- Goal
Output a single figure: the number of lines in which the word "Recurring" appears.

========================

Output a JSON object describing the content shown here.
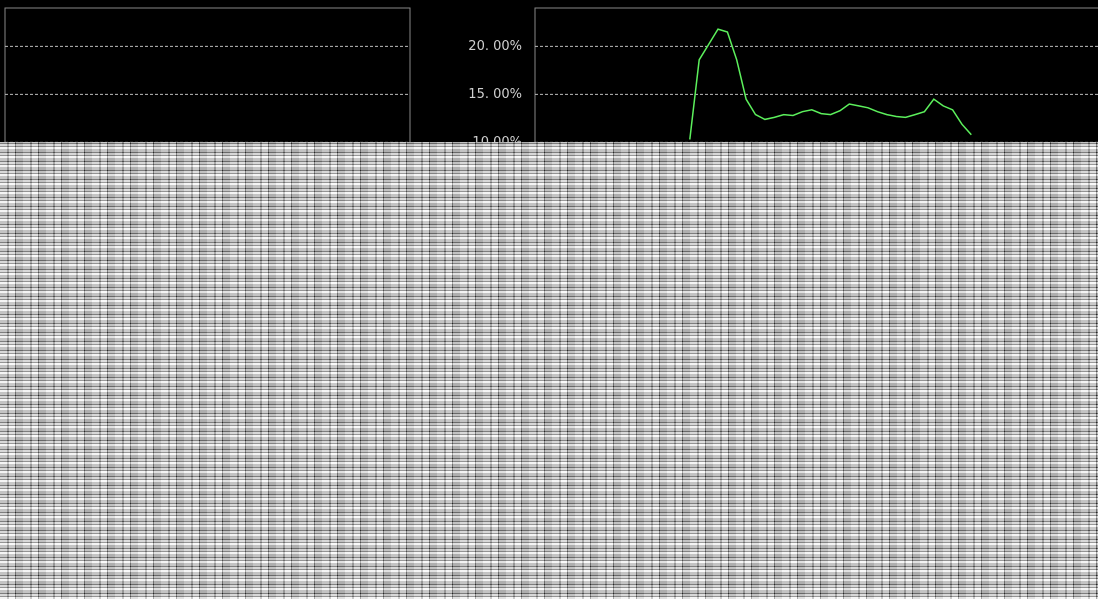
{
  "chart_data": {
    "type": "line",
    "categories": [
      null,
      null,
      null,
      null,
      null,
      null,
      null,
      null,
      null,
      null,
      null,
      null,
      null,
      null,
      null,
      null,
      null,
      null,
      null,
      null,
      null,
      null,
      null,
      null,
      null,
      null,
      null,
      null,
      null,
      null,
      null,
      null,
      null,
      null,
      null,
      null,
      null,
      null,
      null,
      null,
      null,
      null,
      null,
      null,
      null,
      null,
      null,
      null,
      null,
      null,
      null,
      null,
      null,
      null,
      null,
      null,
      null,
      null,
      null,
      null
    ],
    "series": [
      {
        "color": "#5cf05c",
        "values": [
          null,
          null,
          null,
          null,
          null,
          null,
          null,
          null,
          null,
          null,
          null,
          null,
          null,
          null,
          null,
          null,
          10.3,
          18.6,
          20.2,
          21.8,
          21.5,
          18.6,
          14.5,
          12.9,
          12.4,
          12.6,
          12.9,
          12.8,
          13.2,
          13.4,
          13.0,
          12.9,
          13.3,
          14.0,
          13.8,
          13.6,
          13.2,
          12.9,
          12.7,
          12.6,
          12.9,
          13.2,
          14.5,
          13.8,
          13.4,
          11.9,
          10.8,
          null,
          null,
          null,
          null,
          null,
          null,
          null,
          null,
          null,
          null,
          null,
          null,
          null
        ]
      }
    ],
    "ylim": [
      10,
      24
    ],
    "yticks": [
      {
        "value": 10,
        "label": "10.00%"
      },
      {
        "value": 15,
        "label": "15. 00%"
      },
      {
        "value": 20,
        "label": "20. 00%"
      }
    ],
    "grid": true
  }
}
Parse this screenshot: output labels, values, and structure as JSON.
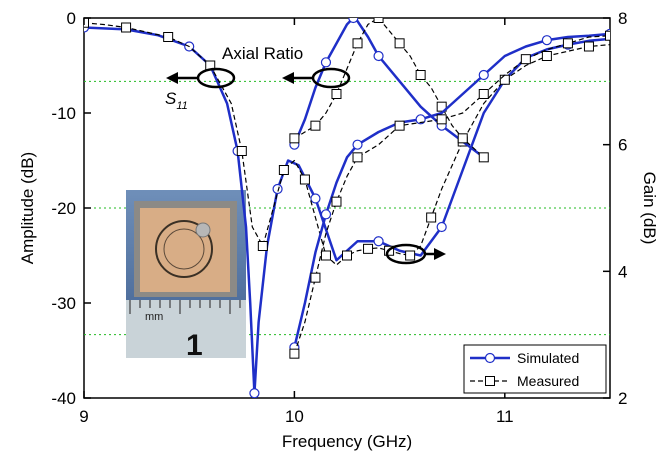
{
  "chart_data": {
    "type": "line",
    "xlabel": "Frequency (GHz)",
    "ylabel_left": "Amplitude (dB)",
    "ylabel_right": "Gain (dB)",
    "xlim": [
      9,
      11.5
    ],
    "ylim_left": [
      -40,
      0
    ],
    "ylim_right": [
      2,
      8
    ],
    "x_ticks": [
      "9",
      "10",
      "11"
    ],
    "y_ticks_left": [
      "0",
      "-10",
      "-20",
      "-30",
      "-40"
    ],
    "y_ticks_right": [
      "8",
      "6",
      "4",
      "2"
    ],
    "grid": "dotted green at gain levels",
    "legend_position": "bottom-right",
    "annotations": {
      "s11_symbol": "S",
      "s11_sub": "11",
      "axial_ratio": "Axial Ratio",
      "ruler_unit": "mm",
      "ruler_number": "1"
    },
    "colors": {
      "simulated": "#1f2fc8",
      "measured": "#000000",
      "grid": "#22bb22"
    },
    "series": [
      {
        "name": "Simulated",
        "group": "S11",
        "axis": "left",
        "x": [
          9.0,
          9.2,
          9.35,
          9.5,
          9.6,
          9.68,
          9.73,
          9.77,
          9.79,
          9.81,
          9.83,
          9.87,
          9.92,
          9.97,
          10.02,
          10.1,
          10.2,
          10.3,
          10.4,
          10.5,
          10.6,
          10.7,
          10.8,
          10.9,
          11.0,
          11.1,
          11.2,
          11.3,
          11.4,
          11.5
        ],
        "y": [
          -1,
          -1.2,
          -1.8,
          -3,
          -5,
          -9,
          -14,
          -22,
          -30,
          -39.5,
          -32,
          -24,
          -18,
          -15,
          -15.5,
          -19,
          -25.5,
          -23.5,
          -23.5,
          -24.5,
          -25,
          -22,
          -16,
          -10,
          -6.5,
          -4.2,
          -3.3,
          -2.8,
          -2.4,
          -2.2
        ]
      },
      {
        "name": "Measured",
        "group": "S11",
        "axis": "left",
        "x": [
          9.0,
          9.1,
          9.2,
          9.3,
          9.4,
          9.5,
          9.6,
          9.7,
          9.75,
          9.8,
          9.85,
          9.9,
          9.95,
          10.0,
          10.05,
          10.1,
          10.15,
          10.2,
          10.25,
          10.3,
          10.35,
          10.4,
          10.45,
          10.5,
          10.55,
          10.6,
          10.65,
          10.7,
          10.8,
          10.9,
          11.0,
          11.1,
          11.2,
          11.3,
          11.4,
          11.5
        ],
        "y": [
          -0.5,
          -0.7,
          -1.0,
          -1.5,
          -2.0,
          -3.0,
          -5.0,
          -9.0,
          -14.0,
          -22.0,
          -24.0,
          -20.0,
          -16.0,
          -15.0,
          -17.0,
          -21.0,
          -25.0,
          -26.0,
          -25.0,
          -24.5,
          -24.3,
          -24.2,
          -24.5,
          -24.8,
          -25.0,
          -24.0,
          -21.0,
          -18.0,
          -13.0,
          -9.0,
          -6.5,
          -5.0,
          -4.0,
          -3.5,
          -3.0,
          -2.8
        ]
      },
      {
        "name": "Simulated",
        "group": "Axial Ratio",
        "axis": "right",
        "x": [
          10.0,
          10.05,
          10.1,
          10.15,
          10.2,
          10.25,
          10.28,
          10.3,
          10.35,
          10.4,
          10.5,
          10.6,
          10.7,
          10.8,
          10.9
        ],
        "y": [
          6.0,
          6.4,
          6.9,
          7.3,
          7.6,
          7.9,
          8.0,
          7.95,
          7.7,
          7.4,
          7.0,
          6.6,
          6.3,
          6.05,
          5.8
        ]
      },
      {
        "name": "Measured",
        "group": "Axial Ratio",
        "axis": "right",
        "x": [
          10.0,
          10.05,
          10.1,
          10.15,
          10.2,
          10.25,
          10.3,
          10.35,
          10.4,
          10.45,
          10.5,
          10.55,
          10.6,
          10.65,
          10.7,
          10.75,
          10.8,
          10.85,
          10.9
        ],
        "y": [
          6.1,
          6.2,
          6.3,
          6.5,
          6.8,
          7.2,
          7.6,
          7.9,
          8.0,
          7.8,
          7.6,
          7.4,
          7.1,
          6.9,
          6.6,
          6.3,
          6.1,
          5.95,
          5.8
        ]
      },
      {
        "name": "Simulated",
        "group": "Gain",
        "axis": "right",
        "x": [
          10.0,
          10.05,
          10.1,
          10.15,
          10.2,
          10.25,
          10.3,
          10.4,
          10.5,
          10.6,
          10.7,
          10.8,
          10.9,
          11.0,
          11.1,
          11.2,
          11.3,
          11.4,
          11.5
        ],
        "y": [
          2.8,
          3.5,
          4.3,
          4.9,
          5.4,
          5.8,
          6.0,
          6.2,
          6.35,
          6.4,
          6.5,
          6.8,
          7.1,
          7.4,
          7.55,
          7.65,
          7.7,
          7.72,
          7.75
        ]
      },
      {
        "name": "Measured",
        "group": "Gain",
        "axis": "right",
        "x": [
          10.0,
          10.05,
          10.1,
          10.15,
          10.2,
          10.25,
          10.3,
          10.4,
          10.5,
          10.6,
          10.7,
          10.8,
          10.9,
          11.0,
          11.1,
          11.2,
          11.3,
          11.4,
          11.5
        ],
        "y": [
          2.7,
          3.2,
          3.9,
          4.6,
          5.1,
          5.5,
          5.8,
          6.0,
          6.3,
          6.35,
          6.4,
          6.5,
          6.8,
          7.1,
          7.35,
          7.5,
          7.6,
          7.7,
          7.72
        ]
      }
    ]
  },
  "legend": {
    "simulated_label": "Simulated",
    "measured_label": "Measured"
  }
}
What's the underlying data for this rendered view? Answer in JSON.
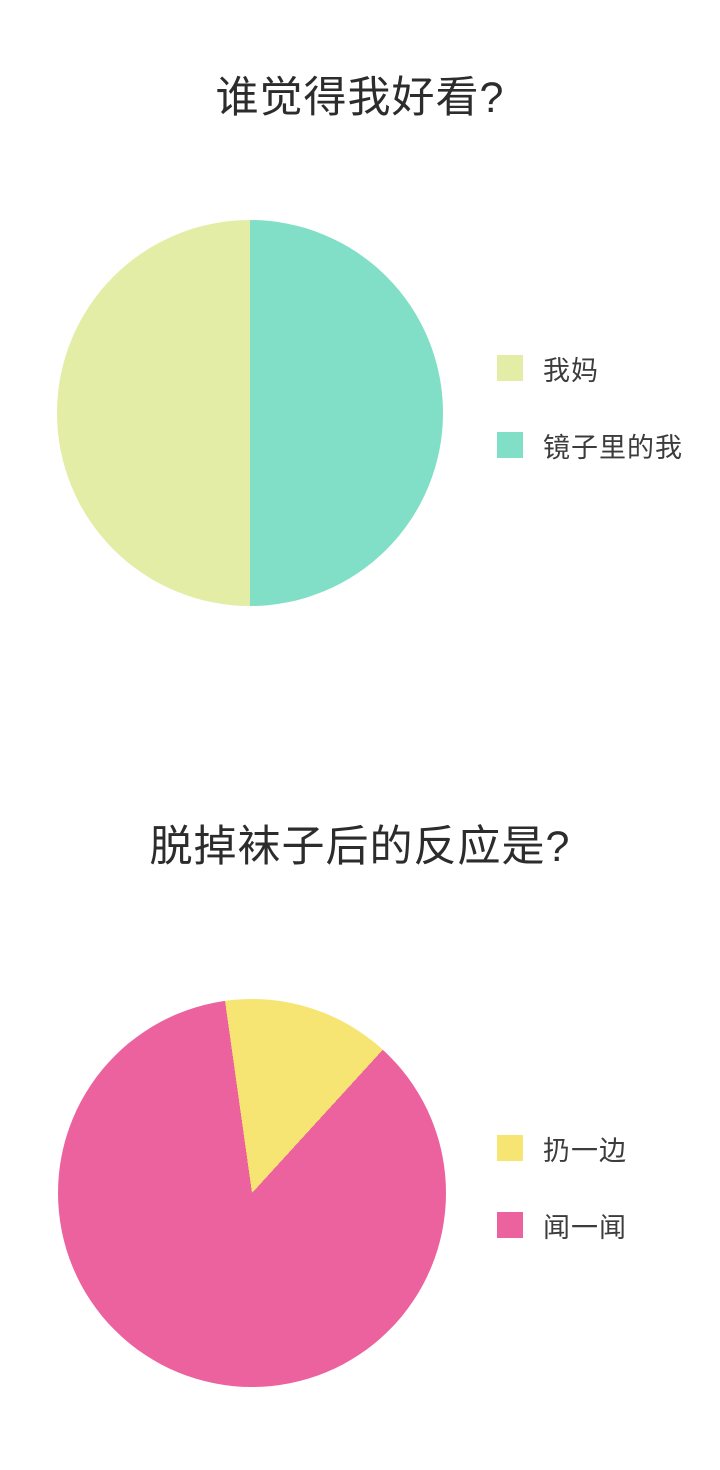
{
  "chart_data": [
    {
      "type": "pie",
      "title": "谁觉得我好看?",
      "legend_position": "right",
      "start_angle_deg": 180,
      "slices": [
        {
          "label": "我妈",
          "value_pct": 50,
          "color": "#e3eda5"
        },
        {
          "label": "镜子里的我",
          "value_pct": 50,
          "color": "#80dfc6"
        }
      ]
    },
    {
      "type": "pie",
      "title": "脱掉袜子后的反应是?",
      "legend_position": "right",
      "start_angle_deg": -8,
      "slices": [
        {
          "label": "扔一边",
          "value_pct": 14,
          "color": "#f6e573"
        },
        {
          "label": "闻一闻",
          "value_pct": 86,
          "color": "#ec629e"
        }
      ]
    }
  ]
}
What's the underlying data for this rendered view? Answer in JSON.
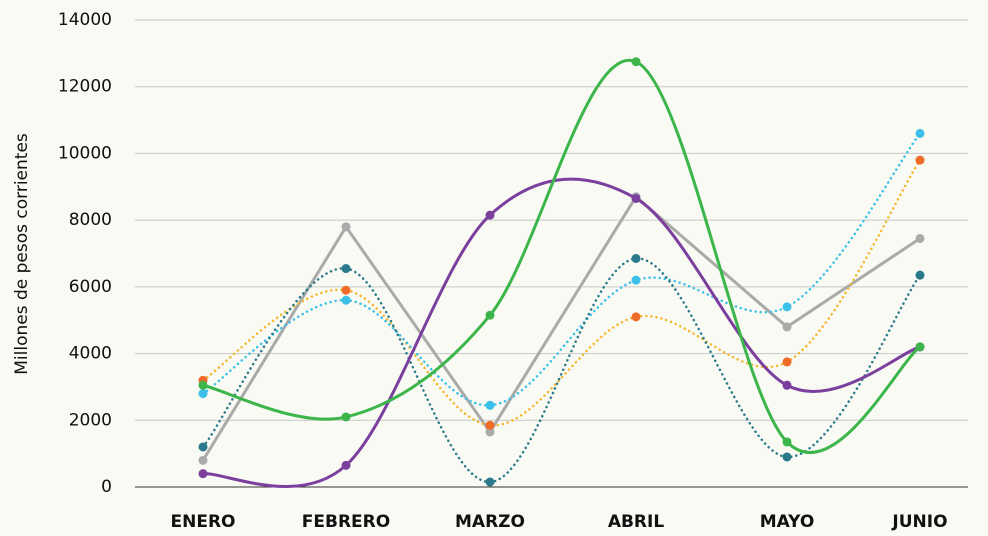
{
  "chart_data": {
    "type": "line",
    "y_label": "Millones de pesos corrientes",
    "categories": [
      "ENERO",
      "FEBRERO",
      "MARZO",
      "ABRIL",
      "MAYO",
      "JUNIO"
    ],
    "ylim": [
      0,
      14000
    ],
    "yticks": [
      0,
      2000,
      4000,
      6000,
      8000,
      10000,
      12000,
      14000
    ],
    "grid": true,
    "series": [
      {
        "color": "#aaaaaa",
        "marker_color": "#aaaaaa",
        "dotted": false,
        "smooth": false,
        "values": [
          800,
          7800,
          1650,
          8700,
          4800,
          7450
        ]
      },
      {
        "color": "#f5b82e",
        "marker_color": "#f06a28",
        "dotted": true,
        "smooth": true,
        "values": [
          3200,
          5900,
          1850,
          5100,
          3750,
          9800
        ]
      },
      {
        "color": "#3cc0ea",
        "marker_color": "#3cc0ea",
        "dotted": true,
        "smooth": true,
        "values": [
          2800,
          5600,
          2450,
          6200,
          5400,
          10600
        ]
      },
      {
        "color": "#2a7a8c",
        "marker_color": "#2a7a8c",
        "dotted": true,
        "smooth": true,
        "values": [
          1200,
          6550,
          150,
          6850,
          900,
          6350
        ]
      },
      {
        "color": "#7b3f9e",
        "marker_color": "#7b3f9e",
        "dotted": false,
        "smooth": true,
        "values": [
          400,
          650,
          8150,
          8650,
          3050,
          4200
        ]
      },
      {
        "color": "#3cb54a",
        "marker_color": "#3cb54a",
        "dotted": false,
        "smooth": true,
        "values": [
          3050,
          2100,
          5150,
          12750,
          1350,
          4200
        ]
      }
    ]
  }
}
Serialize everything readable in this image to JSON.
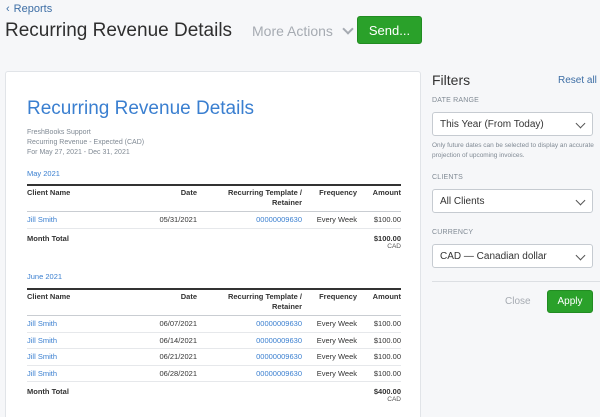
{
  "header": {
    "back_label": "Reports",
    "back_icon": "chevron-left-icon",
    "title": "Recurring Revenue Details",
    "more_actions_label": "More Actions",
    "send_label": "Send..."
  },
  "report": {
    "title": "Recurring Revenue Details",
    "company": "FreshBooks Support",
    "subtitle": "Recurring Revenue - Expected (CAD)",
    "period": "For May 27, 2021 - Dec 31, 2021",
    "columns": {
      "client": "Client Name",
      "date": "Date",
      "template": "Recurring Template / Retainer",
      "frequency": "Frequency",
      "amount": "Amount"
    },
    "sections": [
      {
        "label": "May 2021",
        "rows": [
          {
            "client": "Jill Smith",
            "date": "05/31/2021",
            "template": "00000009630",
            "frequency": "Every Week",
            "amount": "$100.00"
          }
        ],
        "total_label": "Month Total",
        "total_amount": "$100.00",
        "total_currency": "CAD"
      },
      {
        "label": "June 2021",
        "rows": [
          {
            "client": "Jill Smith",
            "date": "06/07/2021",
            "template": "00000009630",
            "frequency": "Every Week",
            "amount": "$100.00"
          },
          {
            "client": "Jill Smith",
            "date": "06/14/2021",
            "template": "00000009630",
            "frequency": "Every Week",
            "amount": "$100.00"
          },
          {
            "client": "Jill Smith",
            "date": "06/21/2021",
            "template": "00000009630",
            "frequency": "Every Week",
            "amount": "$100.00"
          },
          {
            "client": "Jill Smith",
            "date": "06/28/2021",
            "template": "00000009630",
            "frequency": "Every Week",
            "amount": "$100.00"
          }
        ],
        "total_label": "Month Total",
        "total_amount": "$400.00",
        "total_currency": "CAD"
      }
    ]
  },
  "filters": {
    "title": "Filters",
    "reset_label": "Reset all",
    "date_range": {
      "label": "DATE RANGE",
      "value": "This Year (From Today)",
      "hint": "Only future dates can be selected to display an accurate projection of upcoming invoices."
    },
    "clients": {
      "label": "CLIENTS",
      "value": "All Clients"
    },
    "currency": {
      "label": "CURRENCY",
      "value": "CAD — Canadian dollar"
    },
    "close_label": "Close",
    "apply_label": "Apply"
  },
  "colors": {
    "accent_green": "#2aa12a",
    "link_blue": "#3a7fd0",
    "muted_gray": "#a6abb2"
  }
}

========================

- Result of the task
4